Objective
Each record below is to be reproduced without any change.

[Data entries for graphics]
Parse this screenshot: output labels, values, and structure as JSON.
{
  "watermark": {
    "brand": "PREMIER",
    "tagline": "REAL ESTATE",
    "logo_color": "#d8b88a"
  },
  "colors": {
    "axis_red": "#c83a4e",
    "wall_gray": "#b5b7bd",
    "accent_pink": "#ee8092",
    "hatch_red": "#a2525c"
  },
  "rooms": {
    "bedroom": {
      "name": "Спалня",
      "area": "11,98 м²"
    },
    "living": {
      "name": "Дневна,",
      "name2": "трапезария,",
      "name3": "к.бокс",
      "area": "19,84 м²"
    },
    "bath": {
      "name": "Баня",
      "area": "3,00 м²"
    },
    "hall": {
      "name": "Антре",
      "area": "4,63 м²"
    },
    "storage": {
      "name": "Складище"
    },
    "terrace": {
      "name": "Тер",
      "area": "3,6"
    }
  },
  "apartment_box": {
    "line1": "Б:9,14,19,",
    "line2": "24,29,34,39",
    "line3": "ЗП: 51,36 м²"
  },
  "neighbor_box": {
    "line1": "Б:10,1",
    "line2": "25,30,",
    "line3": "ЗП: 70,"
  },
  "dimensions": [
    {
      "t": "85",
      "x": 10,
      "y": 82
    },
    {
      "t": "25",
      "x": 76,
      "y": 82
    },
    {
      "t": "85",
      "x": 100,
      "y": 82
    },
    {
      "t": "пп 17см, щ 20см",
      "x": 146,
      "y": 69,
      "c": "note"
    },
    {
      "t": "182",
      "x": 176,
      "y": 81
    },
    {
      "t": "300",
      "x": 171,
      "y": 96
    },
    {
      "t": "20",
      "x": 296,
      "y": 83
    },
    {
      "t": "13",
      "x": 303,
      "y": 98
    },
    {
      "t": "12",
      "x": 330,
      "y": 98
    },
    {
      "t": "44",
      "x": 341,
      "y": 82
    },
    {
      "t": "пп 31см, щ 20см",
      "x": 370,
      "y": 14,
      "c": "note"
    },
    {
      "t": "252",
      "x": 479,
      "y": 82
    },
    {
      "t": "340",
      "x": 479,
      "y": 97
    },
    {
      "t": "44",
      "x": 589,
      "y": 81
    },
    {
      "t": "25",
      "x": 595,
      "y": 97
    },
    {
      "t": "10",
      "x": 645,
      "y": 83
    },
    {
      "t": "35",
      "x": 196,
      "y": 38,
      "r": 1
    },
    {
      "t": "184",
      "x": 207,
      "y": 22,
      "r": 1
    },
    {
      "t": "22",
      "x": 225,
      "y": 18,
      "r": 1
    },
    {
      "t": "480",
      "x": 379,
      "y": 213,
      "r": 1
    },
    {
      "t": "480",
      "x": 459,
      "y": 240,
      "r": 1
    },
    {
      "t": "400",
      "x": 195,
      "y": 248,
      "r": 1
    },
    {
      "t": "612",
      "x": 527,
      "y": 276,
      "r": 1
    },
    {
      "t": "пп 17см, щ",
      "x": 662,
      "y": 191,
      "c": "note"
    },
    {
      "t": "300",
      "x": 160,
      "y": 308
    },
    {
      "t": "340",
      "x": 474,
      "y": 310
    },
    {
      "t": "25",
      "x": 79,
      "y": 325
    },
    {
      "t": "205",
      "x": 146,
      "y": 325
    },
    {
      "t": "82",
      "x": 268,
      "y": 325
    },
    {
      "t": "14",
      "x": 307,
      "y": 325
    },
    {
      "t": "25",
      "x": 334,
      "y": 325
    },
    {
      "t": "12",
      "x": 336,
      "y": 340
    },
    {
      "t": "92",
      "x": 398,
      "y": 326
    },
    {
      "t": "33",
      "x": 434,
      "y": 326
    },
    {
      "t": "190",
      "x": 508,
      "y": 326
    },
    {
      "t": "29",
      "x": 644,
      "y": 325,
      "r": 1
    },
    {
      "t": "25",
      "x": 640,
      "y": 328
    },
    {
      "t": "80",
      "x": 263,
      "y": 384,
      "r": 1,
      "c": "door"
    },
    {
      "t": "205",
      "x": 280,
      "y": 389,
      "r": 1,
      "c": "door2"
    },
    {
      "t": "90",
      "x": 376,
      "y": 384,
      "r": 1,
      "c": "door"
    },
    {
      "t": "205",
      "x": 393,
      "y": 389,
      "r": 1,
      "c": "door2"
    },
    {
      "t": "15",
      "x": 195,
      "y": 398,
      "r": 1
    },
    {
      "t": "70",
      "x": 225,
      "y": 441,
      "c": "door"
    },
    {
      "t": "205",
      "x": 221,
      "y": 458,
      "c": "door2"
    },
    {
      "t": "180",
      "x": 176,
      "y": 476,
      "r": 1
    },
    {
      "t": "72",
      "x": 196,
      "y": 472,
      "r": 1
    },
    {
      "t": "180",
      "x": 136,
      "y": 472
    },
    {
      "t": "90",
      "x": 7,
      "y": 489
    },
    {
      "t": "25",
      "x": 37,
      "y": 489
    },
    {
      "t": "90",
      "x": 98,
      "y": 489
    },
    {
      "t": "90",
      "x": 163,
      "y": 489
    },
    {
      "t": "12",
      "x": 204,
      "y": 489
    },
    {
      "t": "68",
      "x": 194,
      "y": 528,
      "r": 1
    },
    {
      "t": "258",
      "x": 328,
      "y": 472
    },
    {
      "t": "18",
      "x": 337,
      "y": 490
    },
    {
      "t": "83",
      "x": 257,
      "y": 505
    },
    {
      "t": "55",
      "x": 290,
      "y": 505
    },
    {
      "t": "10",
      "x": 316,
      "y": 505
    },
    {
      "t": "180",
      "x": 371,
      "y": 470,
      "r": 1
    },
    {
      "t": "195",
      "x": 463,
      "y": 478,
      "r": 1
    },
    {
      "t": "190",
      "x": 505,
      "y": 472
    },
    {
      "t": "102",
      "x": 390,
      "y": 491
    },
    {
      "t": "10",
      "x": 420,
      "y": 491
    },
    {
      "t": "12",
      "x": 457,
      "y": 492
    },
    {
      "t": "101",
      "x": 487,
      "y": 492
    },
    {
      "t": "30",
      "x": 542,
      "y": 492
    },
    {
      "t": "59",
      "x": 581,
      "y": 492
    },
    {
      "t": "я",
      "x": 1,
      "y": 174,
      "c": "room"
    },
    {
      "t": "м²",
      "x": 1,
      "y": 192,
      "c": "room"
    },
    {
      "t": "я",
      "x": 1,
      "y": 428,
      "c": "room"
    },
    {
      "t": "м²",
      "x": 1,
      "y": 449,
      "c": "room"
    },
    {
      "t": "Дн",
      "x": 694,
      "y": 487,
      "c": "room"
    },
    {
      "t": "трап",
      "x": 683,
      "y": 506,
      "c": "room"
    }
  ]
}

Completed exercise
Parse this screenshot: output labels, values, and structure as JSON.
{
  "watermark": {
    "brand": "PREMIER",
    "tagline": "REAL ESTATE",
    "logo_color": "#d8b88a"
  },
  "colors": {
    "axis_red": "#c83a4e",
    "wall_gray": "#b5b7bd",
    "accent_pink": "#ee8092",
    "hatch_red": "#a2525c"
  },
  "rooms": {
    "bedroom": {
      "name": "Спалня",
      "area": "11,98 м²"
    },
    "living": {
      "name": "Дневна,",
      "name2": "трапезария,",
      "name3": "к.бокс",
      "area": "19,84 м²"
    },
    "bath": {
      "name": "Баня",
      "area": "3,00 м²"
    },
    "hall": {
      "name": "Антре",
      "area": "4,63 м²"
    },
    "storage": {
      "name": "Складище"
    },
    "terrace": {
      "name": "Тер",
      "area": "3,6"
    }
  },
  "apartment_box": {
    "line1": "Б:9,14,19,",
    "line2": "24,29,34,39",
    "line3": "ЗП: 51,36 м²"
  },
  "neighbor_box": {
    "line1": "Б:10,1",
    "line2": "25,30,",
    "line3": "ЗП: 70,"
  },
  "dimensions": [
    {
      "t": "85",
      "x": 10,
      "y": 82
    },
    {
      "t": "25",
      "x": 76,
      "y": 82
    },
    {
      "t": "85",
      "x": 100,
      "y": 82
    },
    {
      "t": "пп 17см, щ 20см",
      "x": 146,
      "y": 69,
      "c": "note"
    },
    {
      "t": "182",
      "x": 176,
      "y": 81
    },
    {
      "t": "300",
      "x": 171,
      "y": 96
    },
    {
      "t": "20",
      "x": 296,
      "y": 83
    },
    {
      "t": "13",
      "x": 303,
      "y": 98
    },
    {
      "t": "12",
      "x": 330,
      "y": 98
    },
    {
      "t": "44",
      "x": 341,
      "y": 82
    },
    {
      "t": "пп 31см, щ 20см",
      "x": 370,
      "y": 14,
      "c": "note"
    },
    {
      "t": "252",
      "x": 479,
      "y": 82
    },
    {
      "t": "340",
      "x": 479,
      "y": 97
    },
    {
      "t": "44",
      "x": 589,
      "y": 81
    },
    {
      "t": "25",
      "x": 595,
      "y": 97
    },
    {
      "t": "10",
      "x": 645,
      "y": 83
    },
    {
      "t": "35",
      "x": 196,
      "y": 38,
      "r": 1
    },
    {
      "t": "184",
      "x": 207,
      "y": 22,
      "r": 1
    },
    {
      "t": "22",
      "x": 225,
      "y": 18,
      "r": 1
    },
    {
      "t": "480",
      "x": 379,
      "y": 213,
      "r": 1
    },
    {
      "t": "480",
      "x": 459,
      "y": 240,
      "r": 1
    },
    {
      "t": "400",
      "x": 195,
      "y": 248,
      "r": 1
    },
    {
      "t": "612",
      "x": 527,
      "y": 276,
      "r": 1
    },
    {
      "t": "пп 17см, щ",
      "x": 662,
      "y": 191,
      "c": "note"
    },
    {
      "t": "300",
      "x": 160,
      "y": 308
    },
    {
      "t": "340",
      "x": 474,
      "y": 310
    },
    {
      "t": "25",
      "x": 79,
      "y": 325
    },
    {
      "t": "205",
      "x": 146,
      "y": 325
    },
    {
      "t": "82",
      "x": 268,
      "y": 325
    },
    {
      "t": "14",
      "x": 307,
      "y": 325
    },
    {
      "t": "25",
      "x": 334,
      "y": 325
    },
    {
      "t": "12",
      "x": 336,
      "y": 340
    },
    {
      "t": "92",
      "x": 398,
      "y": 326
    },
    {
      "t": "33",
      "x": 434,
      "y": 326
    },
    {
      "t": "190",
      "x": 508,
      "y": 326
    },
    {
      "t": "29",
      "x": 644,
      "y": 325,
      "r": 1
    },
    {
      "t": "25",
      "x": 640,
      "y": 328
    },
    {
      "t": "80",
      "x": 263,
      "y": 384,
      "r": 1,
      "c": "door"
    },
    {
      "t": "205",
      "x": 280,
      "y": 389,
      "r": 1,
      "c": "door2"
    },
    {
      "t": "90",
      "x": 376,
      "y": 384,
      "r": 1,
      "c": "door"
    },
    {
      "t": "205",
      "x": 393,
      "y": 389,
      "r": 1,
      "c": "door2"
    },
    {
      "t": "15",
      "x": 195,
      "y": 398,
      "r": 1
    },
    {
      "t": "70",
      "x": 225,
      "y": 441,
      "c": "door"
    },
    {
      "t": "205",
      "x": 221,
      "y": 458,
      "c": "door2"
    },
    {
      "t": "180",
      "x": 176,
      "y": 476,
      "r": 1
    },
    {
      "t": "72",
      "x": 196,
      "y": 472,
      "r": 1
    },
    {
      "t": "180",
      "x": 136,
      "y": 472
    },
    {
      "t": "90",
      "x": 7,
      "y": 489
    },
    {
      "t": "25",
      "x": 37,
      "y": 489
    },
    {
      "t": "90",
      "x": 98,
      "y": 489
    },
    {
      "t": "90",
      "x": 163,
      "y": 489
    },
    {
      "t": "12",
      "x": 204,
      "y": 489
    },
    {
      "t": "68",
      "x": 194,
      "y": 528,
      "r": 1
    },
    {
      "t": "258",
      "x": 328,
      "y": 472
    },
    {
      "t": "18",
      "x": 337,
      "y": 490
    },
    {
      "t": "83",
      "x": 257,
      "y": 505
    },
    {
      "t": "55",
      "x": 290,
      "y": 505
    },
    {
      "t": "10",
      "x": 316,
      "y": 505
    },
    {
      "t": "180",
      "x": 371,
      "y": 470,
      "r": 1
    },
    {
      "t": "195",
      "x": 463,
      "y": 478,
      "r": 1
    },
    {
      "t": "190",
      "x": 505,
      "y": 472
    },
    {
      "t": "102",
      "x": 390,
      "y": 491
    },
    {
      "t": "10",
      "x": 420,
      "y": 491
    },
    {
      "t": "12",
      "x": 457,
      "y": 492
    },
    {
      "t": "101",
      "x": 487,
      "y": 492
    },
    {
      "t": "30",
      "x": 542,
      "y": 492
    },
    {
      "t": "59",
      "x": 581,
      "y": 492
    },
    {
      "t": "я",
      "x": 1,
      "y": 174,
      "c": "room"
    },
    {
      "t": "м²",
      "x": 1,
      "y": 192,
      "c": "room"
    },
    {
      "t": "я",
      "x": 1,
      "y": 428,
      "c": "room"
    },
    {
      "t": "м²",
      "x": 1,
      "y": 449,
      "c": "room"
    },
    {
      "t": "Дн",
      "x": 694,
      "y": 487,
      "c": "room"
    },
    {
      "t": "трап",
      "x": 683,
      "y": 506,
      "c": "room"
    }
  ]
}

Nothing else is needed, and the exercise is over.